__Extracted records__
## Start
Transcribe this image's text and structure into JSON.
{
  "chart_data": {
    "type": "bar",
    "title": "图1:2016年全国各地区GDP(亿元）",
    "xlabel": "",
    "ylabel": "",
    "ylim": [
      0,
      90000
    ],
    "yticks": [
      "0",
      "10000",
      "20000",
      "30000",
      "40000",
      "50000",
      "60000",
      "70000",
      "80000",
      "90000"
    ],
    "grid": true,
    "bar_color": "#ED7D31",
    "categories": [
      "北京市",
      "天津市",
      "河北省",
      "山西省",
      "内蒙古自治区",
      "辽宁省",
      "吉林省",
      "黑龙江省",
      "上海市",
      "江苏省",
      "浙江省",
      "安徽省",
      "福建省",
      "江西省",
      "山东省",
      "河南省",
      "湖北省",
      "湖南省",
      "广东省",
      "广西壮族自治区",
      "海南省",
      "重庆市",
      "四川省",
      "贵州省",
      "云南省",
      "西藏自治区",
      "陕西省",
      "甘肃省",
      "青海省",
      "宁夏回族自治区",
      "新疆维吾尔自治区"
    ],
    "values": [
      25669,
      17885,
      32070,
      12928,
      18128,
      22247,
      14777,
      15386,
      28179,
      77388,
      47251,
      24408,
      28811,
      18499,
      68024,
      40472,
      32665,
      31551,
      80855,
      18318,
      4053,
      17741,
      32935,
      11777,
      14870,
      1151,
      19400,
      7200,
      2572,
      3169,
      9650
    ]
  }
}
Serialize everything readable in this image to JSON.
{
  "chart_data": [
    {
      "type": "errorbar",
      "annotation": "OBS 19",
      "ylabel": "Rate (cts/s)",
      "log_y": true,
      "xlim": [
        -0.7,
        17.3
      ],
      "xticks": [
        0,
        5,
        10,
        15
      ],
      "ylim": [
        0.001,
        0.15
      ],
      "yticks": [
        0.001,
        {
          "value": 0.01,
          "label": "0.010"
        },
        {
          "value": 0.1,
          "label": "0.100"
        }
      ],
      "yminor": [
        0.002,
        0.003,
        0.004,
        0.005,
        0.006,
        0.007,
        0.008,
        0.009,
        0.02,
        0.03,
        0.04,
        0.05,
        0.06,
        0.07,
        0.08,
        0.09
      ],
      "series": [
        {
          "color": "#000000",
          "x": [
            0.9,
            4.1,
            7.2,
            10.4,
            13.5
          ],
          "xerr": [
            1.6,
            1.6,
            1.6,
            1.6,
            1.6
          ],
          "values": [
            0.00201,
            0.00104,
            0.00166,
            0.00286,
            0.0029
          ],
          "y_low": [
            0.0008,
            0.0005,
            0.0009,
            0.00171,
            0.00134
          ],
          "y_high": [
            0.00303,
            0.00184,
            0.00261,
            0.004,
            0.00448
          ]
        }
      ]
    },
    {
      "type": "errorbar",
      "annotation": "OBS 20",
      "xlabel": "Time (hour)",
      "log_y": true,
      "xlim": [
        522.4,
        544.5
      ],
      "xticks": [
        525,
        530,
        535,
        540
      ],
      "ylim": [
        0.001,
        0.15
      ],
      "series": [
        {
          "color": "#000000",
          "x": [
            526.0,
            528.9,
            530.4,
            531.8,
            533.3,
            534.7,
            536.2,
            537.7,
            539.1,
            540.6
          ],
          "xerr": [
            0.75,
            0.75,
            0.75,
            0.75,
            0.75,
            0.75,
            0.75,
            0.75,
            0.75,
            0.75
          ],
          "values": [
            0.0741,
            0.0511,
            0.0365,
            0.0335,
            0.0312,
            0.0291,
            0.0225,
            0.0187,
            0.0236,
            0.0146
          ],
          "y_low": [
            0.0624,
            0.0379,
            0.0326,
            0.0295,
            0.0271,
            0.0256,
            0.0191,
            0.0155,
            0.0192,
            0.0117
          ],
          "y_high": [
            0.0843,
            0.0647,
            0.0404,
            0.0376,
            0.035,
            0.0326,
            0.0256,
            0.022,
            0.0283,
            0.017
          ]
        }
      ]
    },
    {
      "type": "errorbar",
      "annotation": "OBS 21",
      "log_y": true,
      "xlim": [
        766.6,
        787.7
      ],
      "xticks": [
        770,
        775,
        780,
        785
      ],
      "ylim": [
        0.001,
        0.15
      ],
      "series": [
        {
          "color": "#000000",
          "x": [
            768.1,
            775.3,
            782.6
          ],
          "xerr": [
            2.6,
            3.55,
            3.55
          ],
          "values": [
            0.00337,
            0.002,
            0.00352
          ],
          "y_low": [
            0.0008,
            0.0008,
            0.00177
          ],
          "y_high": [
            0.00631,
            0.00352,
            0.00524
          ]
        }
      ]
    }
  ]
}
## End
__Description of the task__
Scan the listing above and copy all lines containing the word "this".

__Answer to the task__
Transcribe this image's text and structure into JSON.
Serialize everything readable in this image to JSON.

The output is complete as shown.